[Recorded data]
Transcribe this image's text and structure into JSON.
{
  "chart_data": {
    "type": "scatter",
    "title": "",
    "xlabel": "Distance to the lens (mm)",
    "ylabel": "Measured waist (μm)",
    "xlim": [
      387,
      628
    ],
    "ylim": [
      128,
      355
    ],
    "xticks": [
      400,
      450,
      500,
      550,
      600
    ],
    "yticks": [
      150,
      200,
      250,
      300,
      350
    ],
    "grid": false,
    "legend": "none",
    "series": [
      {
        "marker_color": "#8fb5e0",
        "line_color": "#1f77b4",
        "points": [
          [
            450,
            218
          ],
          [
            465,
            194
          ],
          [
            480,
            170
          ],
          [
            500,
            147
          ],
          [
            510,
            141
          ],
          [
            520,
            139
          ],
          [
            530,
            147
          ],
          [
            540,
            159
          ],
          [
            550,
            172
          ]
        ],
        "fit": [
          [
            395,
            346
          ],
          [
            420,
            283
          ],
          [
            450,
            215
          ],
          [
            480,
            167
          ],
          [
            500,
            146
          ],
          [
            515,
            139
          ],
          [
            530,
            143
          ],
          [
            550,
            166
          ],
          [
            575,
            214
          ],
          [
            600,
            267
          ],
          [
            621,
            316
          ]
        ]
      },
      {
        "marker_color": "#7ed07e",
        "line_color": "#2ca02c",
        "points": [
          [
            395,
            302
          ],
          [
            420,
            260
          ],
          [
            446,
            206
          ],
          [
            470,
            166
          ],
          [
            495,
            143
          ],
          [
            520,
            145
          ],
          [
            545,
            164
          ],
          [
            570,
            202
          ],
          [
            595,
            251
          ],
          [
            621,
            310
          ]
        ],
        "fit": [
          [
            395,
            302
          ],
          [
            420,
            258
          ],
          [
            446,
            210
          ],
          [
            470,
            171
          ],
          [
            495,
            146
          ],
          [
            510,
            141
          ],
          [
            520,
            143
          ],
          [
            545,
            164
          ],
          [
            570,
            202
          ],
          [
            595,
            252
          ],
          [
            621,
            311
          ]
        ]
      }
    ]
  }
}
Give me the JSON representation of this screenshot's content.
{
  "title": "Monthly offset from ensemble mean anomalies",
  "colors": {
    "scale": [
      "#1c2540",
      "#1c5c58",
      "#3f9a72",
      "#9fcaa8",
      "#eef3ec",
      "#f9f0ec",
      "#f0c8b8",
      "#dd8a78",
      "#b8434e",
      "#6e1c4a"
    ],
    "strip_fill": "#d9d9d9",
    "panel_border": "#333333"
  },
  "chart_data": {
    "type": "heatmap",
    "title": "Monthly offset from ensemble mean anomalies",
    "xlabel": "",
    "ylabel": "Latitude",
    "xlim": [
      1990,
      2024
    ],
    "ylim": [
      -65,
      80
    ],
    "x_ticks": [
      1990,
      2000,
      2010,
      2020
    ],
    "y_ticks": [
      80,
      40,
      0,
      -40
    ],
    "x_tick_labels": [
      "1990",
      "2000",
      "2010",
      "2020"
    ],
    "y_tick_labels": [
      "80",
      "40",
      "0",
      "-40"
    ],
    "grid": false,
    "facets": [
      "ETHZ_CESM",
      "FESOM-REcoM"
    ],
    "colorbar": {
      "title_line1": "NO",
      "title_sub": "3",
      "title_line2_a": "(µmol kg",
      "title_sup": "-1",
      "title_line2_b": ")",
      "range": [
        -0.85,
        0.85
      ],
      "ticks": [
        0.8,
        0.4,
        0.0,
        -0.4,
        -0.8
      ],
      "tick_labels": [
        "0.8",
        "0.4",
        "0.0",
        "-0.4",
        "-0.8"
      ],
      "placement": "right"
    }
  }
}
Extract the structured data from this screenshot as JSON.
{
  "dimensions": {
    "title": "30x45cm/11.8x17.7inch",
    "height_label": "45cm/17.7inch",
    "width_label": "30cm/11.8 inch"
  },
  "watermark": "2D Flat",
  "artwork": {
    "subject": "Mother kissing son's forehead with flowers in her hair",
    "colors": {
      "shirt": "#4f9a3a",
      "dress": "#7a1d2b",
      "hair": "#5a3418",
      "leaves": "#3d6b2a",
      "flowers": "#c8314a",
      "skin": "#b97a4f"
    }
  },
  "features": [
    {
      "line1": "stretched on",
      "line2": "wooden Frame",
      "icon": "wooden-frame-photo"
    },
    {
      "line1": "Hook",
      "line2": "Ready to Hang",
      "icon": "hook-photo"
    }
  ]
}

__Given problem__
Show the lines of the records that contain the word "JSON".

__The result__
Transcribe this image's text and structure into JSON.
Give me the JSON representation of this screenshot's content.
Extract the structured data from this screenshot as JSON.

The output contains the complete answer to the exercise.